**The data:**
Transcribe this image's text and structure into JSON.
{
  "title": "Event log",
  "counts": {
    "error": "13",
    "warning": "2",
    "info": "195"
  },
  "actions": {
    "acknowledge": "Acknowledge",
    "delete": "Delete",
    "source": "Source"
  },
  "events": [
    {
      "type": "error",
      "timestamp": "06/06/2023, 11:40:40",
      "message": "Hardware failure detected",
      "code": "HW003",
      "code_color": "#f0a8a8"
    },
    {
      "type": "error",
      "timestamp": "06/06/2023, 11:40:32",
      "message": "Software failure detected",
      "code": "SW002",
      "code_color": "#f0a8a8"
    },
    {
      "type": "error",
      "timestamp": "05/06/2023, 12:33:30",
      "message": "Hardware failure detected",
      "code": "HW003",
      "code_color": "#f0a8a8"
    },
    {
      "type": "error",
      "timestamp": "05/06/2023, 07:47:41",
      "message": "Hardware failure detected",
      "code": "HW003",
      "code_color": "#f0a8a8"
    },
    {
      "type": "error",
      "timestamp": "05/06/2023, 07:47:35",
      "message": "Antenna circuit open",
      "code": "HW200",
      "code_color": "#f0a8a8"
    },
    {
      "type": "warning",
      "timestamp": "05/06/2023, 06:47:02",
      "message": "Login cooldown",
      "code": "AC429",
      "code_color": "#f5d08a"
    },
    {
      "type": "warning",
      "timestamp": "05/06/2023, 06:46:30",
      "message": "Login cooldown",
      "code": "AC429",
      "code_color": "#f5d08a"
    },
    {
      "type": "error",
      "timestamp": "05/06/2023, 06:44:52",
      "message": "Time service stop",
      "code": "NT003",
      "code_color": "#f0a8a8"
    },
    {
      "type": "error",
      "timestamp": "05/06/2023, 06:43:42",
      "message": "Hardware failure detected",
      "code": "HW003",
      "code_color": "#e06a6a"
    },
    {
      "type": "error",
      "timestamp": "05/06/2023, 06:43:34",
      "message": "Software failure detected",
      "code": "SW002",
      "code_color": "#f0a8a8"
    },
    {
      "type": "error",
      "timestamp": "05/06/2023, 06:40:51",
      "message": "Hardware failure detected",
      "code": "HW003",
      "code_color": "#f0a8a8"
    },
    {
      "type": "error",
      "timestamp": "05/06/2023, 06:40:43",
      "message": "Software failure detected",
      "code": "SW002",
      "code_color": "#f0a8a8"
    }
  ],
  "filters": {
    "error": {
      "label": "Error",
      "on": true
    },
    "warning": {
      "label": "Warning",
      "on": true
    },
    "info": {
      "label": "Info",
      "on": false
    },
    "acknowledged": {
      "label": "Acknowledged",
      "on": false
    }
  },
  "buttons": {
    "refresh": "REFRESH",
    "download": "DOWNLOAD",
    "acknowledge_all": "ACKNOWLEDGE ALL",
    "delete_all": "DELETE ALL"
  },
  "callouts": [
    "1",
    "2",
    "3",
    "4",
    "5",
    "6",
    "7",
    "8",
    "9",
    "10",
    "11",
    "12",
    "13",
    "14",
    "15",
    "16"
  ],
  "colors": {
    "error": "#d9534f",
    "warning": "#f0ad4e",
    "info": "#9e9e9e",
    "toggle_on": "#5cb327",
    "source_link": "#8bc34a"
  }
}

**Given request:** Track down every line holding the string "label" and copy it.

**Response to this task:**
      "label": "Error",
      "label": "Warning",
      "label": "Info",
      "label": "Acknowledged",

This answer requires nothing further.